EXERCISE DESCRIPTION
Each entry must be reproduced precisely as it stands.

AVAILABLE RECORDS
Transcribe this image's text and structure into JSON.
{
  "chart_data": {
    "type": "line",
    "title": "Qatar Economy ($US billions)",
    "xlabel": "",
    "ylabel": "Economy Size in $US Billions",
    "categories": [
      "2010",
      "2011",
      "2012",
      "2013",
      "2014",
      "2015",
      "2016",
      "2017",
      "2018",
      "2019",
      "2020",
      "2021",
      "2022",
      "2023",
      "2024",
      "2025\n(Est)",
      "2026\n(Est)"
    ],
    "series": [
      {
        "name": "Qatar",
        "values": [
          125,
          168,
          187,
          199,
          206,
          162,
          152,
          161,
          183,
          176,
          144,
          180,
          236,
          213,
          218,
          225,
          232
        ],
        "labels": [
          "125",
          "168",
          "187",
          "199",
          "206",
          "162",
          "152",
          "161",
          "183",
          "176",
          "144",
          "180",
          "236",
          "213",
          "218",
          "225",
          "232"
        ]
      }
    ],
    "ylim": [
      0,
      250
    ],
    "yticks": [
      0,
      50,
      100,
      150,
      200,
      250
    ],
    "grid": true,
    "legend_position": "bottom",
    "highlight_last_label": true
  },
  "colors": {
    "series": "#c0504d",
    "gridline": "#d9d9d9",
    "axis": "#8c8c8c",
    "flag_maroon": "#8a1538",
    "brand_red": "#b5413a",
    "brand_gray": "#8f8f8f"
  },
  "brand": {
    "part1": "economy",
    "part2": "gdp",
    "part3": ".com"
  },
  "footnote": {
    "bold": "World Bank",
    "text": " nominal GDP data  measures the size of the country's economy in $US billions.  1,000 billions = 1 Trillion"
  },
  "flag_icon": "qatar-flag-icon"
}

SOLUTION TO THIS EXERCISE
Transcribe this image's text and structure into JSON.
{
  "chart_data": {
    "type": "line",
    "title": "Qatar Economy ($US billions)",
    "xlabel": "",
    "ylabel": "Economy Size in $US Billions",
    "categories": [
      "2010",
      "2011",
      "2012",
      "2013",
      "2014",
      "2015",
      "2016",
      "2017",
      "2018",
      "2019",
      "2020",
      "2021",
      "2022",
      "2023",
      "2024",
      "2025\n(Est)",
      "2026\n(Est)"
    ],
    "series": [
      {
        "name": "Qatar",
        "values": [
          125,
          168,
          187,
          199,
          206,
          162,
          152,
          161,
          183,
          176,
          144,
          180,
          236,
          213,
          218,
          225,
          232
        ],
        "labels": [
          "125",
          "168",
          "187",
          "199",
          "206",
          "162",
          "152",
          "161",
          "183",
          "176",
          "144",
          "180",
          "236",
          "213",
          "218",
          "225",
          "232"
        ]
      }
    ],
    "ylim": [
      0,
      250
    ],
    "yticks": [
      0,
      50,
      100,
      150,
      200,
      250
    ],
    "grid": true,
    "legend_position": "bottom",
    "highlight_last_label": true
  },
  "colors": {
    "series": "#c0504d",
    "gridline": "#d9d9d9",
    "axis": "#8c8c8c",
    "flag_maroon": "#8a1538",
    "brand_red": "#b5413a",
    "brand_gray": "#8f8f8f"
  },
  "brand": {
    "part1": "economy",
    "part2": "gdp",
    "part3": ".com"
  },
  "footnote": {
    "bold": "World Bank",
    "text": " nominal GDP data  measures the size of the country's economy in $US billions.  1,000 billions = 1 Trillion"
  },
  "flag_icon": "qatar-flag-icon"
}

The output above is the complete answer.